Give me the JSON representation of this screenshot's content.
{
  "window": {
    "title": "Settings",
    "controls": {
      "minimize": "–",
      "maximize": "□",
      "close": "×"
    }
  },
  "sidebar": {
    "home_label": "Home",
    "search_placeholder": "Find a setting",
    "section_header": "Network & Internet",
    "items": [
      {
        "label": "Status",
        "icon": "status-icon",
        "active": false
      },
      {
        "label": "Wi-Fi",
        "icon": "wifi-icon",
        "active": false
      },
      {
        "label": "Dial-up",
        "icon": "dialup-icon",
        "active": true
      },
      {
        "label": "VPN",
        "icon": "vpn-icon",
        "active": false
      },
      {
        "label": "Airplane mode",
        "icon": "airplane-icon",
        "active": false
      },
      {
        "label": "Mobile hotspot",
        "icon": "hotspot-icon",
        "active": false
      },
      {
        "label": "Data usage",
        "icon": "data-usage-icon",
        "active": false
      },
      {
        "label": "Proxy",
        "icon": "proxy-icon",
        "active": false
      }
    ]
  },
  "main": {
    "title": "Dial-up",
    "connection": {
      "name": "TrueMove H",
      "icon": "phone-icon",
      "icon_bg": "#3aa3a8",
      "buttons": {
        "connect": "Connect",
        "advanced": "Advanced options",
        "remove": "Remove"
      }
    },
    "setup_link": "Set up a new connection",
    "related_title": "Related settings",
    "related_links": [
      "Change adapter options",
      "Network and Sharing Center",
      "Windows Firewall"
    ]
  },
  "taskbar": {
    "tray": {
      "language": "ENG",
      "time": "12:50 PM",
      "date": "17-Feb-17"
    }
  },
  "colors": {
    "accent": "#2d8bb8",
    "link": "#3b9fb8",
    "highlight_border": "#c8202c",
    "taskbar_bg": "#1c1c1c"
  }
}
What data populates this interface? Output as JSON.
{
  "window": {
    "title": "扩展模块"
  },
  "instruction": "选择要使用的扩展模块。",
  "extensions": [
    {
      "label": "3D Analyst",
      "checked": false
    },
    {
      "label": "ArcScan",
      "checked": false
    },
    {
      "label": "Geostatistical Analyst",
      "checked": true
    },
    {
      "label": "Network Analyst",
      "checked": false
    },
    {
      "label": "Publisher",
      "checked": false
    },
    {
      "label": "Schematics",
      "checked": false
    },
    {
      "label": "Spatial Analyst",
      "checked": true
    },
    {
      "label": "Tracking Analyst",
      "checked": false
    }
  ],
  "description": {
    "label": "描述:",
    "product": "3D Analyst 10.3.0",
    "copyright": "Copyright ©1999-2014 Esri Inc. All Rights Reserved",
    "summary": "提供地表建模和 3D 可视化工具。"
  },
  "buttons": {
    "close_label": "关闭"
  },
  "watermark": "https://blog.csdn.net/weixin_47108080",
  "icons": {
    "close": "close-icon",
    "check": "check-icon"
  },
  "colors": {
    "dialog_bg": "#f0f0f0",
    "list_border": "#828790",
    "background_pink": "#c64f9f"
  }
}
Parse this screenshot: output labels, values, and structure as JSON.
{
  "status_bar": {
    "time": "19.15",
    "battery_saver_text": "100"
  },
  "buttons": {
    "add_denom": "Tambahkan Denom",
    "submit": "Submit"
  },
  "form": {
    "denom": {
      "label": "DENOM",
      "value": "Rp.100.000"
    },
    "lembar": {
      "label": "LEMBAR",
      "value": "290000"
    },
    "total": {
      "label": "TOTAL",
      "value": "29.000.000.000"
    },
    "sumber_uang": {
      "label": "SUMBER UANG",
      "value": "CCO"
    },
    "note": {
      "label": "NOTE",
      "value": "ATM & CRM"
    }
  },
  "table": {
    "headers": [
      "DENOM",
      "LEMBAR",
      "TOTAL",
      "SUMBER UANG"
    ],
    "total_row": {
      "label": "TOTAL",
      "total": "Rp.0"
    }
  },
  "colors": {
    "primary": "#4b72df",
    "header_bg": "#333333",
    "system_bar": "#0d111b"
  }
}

GOAL OF THE EXERCISE:
Copy out every line of the listing that contains the string "connection".

ANSWER:
    "connection": {
    "setup_link": "Set up a new connection",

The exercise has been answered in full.